* LISTING *
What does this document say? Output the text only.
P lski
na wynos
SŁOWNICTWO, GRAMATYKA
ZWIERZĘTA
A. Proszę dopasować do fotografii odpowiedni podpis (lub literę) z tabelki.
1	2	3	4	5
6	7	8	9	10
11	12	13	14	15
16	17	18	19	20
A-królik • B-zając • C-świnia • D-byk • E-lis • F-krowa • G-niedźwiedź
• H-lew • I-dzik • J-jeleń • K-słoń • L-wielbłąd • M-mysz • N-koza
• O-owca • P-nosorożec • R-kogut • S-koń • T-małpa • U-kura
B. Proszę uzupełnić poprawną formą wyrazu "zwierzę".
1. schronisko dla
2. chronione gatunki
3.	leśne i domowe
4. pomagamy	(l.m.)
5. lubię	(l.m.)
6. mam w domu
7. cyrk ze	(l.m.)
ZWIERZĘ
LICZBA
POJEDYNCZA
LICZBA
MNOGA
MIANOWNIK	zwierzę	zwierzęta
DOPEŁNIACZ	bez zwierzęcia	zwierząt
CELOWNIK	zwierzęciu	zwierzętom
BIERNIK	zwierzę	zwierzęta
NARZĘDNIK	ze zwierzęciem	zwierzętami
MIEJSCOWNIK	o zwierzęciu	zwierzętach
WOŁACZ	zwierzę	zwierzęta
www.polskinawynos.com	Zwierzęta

* EXERCISE DIRECTIONS *
Every entry needs to be retyped exactly.

* EXPECTED ANSWER *
What does this document say? Output the text only.
P lski
na wynos
SŁOWNICTWO, GRAMATYKA
ZWIERZĘTA
A. Proszę dopasować do fotografii odpowiedni podpis (lub literę) z tabelki.
1	2	3	4	5
6	7	8	9	10
11	12	13	14	15
16	17	18	19	20
A-królik • B-zając • C-świnia • D-byk • E-lis • F-krowa • G-niedźwiedź
• H-lew • I-dzik • J-jeleń • K-słoń • L-wielbłąd • M-mysz • N-koza
• O-owca • P-nosorożec • R-kogut • S-koń • T-małpa • U-kura
B. Proszę uzupełnić poprawną formą wyrazu "zwierzę".
1. schronisko dla
2. chronione gatunki
3.	leśne i domowe
4. pomagamy	(l.m.)
5. lubię	(l.m.)
6. mam w domu
7. cyrk ze	(l.m.)
ZWIERZĘ
LICZBA
POJEDYNCZA
LICZBA
MNOGA
MIANOWNIK	zwierzę	zwierzęta
DOPEŁNIACZ	bez zwierzęcia	zwierząt
CELOWNIK	zwierzęciu	zwierzętom
BIERNIK	zwierzę	zwierzęta
NARZĘDNIK	ze zwierzęciem	zwierzętami
MIEJSCOWNIK	o zwierzęciu	zwierzętach
WOŁACZ	zwierzę	zwierzęta
www.polskinawynos.com	Zwierzęta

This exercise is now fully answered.